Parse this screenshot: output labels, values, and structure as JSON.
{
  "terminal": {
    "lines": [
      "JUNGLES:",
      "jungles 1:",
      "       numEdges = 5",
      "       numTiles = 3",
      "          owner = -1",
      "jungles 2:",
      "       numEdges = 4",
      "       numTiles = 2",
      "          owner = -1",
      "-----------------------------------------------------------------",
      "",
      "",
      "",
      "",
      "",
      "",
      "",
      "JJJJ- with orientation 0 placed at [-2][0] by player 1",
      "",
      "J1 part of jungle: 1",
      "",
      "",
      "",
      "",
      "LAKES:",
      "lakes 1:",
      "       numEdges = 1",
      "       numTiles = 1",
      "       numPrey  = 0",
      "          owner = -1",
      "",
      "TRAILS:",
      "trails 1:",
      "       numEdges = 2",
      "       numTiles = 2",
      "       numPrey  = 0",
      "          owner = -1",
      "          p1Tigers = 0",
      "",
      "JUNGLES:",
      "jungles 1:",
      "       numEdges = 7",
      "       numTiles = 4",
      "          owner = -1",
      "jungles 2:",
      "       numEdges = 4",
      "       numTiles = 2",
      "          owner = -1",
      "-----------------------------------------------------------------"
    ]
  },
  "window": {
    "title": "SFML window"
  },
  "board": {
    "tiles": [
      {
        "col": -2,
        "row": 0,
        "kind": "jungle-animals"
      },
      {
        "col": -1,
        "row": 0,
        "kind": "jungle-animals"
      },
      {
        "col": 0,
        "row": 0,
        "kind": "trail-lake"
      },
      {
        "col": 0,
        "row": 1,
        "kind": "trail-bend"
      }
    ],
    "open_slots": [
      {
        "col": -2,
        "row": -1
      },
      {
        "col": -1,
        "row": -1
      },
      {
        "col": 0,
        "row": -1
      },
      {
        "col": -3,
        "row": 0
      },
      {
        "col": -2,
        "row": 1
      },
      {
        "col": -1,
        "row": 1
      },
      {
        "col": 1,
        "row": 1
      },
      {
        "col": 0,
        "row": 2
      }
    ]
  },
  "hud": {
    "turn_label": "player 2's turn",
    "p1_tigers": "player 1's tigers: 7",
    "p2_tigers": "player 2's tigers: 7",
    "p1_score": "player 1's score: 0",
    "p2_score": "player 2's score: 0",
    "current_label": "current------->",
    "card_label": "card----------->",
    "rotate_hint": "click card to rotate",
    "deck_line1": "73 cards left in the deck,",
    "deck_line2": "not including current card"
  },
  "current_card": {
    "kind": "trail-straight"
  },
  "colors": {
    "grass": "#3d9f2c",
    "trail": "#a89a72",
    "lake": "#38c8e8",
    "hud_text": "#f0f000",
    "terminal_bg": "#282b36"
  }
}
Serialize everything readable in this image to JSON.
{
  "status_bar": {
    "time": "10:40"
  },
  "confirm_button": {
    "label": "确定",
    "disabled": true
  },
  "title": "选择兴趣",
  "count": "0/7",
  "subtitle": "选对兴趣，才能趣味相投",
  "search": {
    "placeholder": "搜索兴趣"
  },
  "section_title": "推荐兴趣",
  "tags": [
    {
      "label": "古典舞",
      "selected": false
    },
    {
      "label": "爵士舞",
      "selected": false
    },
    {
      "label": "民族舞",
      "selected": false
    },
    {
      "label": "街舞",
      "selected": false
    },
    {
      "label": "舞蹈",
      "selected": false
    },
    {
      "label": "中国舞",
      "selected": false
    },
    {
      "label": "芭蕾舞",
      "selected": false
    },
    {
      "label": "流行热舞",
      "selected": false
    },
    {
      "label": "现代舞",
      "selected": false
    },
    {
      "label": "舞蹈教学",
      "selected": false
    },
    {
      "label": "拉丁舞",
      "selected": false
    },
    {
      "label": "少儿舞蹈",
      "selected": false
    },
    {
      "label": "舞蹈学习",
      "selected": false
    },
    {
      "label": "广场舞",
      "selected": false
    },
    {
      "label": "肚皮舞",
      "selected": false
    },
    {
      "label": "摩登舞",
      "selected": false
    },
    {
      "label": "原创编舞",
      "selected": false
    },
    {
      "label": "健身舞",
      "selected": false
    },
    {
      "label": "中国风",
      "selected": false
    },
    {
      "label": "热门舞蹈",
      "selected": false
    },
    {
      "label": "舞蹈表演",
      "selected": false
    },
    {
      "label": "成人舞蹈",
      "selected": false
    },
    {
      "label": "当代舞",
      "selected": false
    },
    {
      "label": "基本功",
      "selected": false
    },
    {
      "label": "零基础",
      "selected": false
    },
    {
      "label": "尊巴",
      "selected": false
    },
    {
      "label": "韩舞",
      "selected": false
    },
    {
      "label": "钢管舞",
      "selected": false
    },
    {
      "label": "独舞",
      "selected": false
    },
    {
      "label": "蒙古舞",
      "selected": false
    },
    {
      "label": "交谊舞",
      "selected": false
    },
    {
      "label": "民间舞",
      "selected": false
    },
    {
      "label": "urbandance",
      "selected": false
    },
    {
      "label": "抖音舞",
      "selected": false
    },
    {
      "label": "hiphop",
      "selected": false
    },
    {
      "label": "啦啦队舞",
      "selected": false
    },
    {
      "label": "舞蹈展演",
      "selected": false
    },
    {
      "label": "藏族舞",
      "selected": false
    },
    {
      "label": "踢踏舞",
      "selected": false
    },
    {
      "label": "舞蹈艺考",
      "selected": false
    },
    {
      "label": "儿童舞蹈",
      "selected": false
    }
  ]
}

• [Task] Reproduce each line of the entries in which the word "JSON" is found.

• [Expected answer]
Parse this screenshot: output labels, values, and structure as JSON.
Serialize everything readable in this image to JSON.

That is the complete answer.